Collection entries:
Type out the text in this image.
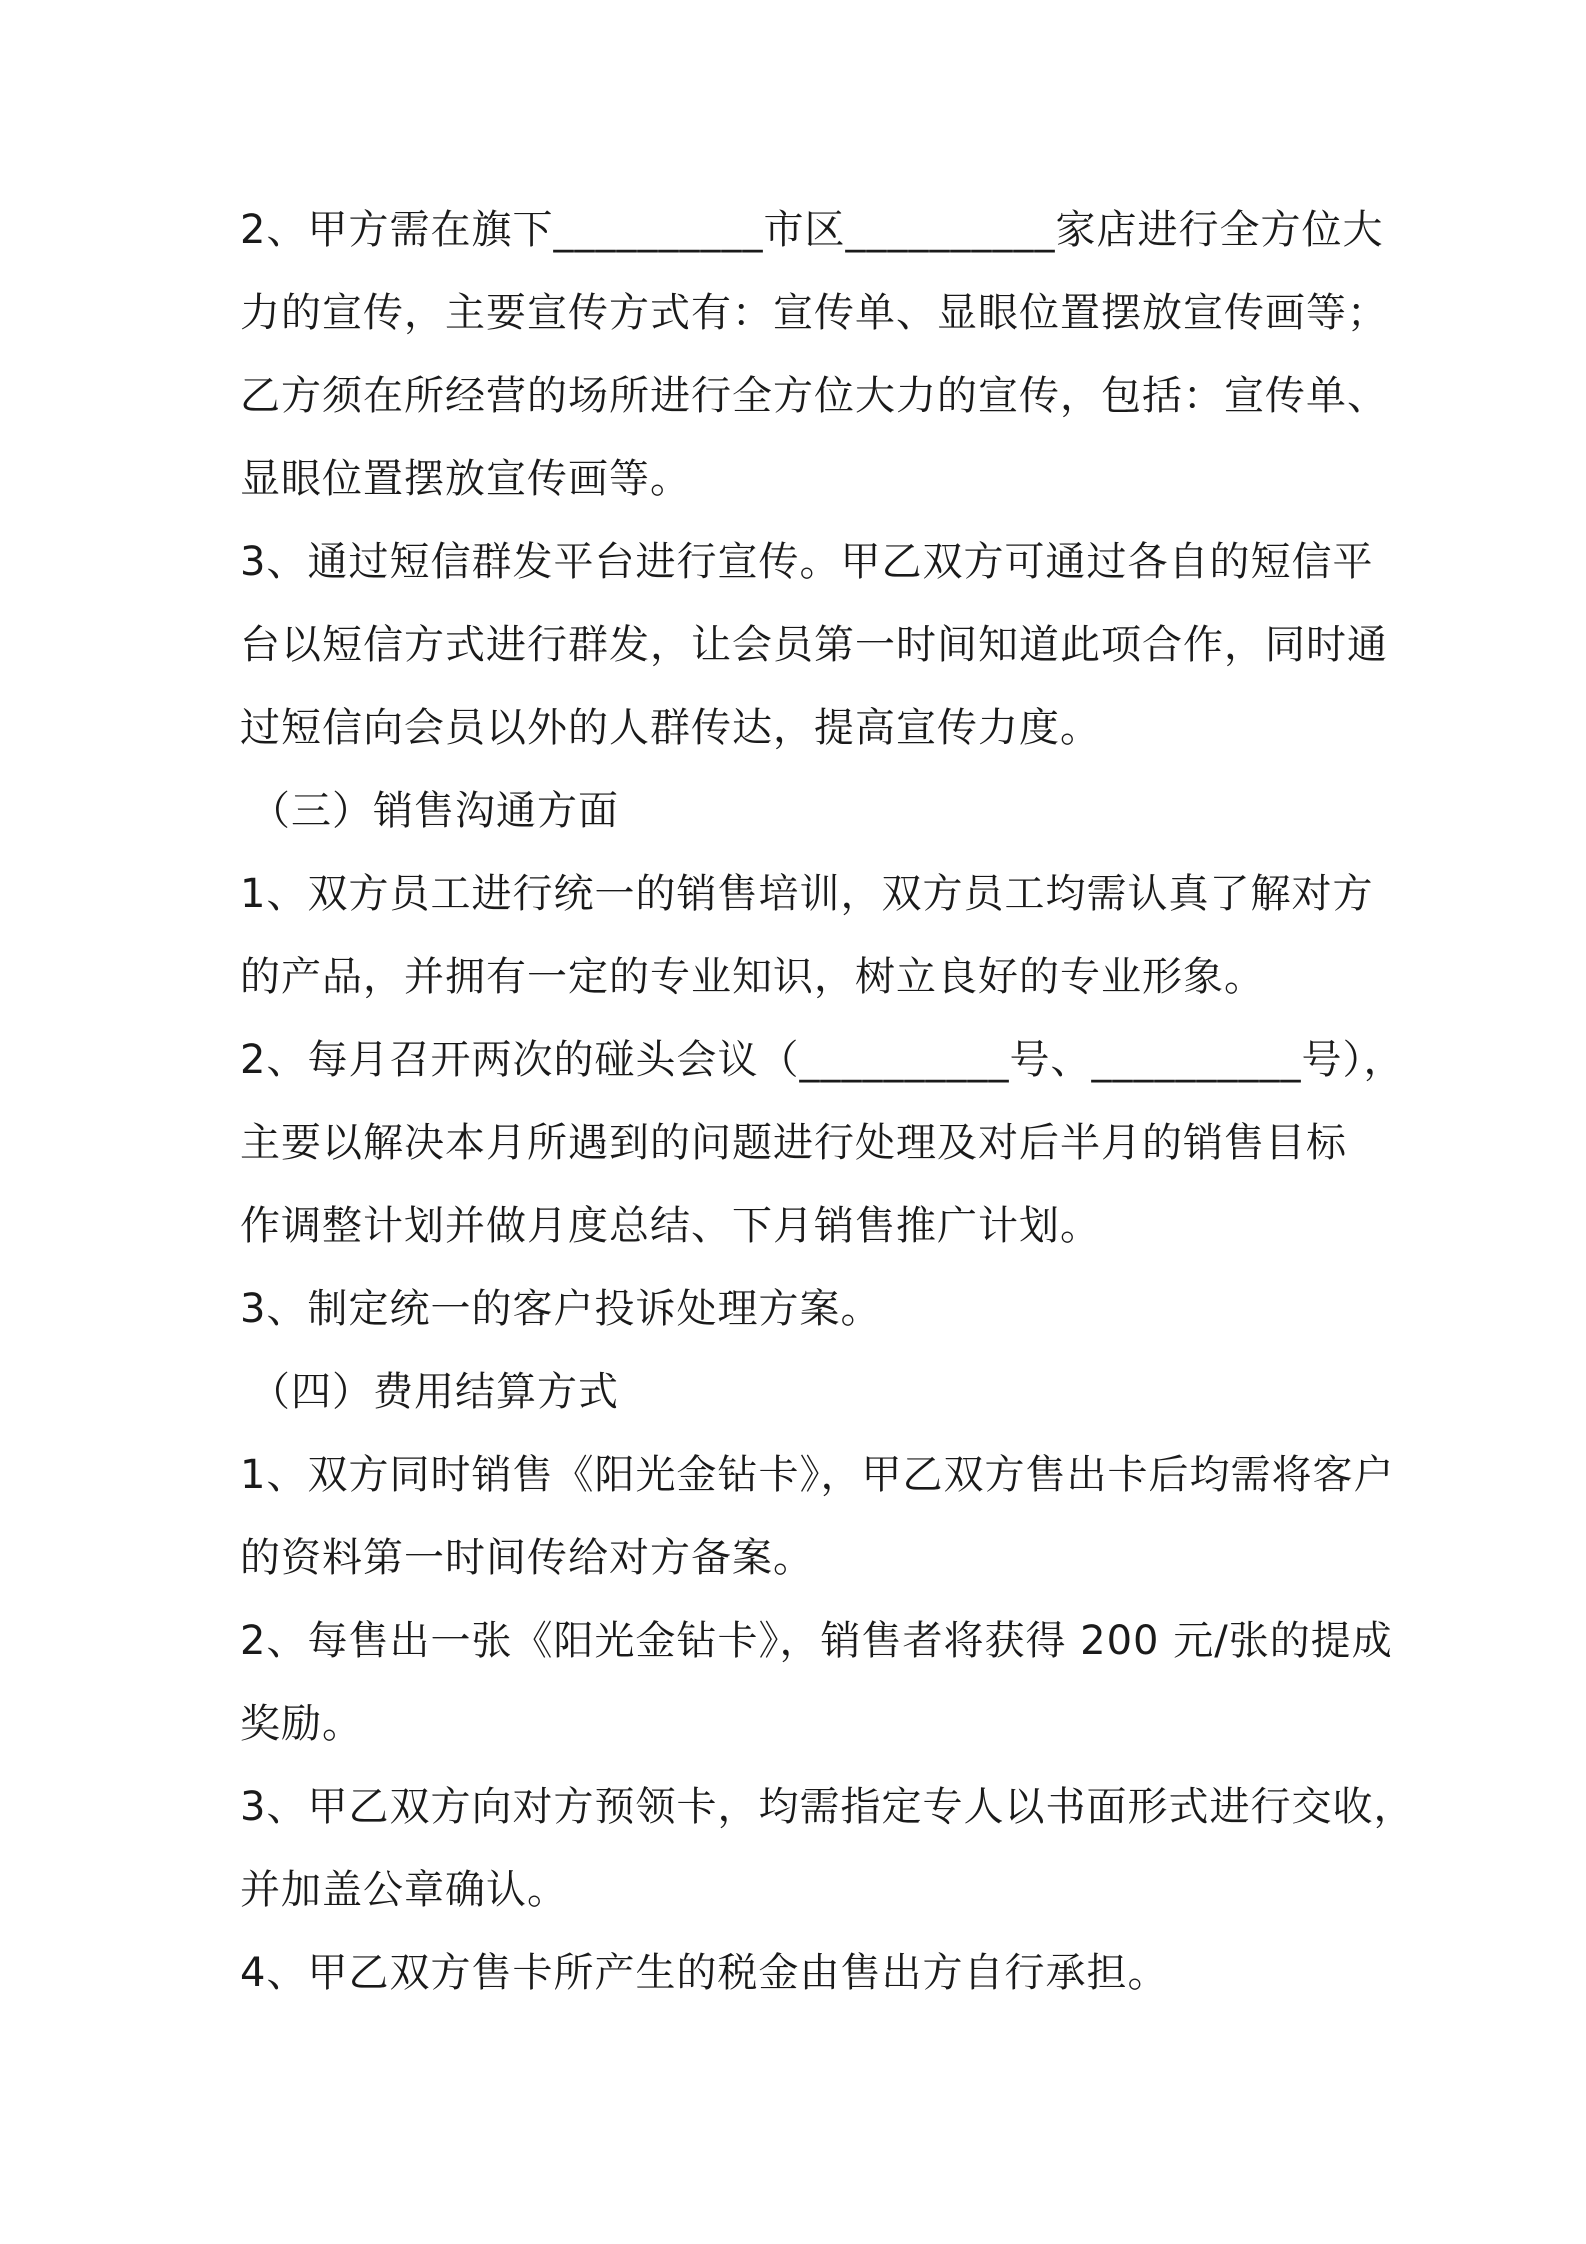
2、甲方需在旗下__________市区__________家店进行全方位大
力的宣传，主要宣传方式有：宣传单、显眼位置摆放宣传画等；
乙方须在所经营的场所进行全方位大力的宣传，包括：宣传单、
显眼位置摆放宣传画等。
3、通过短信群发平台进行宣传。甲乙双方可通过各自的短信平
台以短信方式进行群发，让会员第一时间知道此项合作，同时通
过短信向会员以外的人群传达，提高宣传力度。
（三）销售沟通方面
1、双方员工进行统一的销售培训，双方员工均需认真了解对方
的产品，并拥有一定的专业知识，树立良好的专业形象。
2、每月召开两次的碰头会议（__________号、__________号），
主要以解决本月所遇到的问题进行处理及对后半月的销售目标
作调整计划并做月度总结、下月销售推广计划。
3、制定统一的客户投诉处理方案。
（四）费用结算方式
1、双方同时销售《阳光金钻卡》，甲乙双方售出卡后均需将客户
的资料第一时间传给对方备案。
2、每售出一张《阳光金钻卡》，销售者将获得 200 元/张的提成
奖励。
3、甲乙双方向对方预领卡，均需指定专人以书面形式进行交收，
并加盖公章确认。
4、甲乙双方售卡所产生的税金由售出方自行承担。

Objective:
Show every line where the string "显眼位置摆放宣传画等" appears.

Response:
力的宣传，主要宣传方式有：宣传单、显眼位置摆放宣传画等；
显眼位置摆放宣传画等。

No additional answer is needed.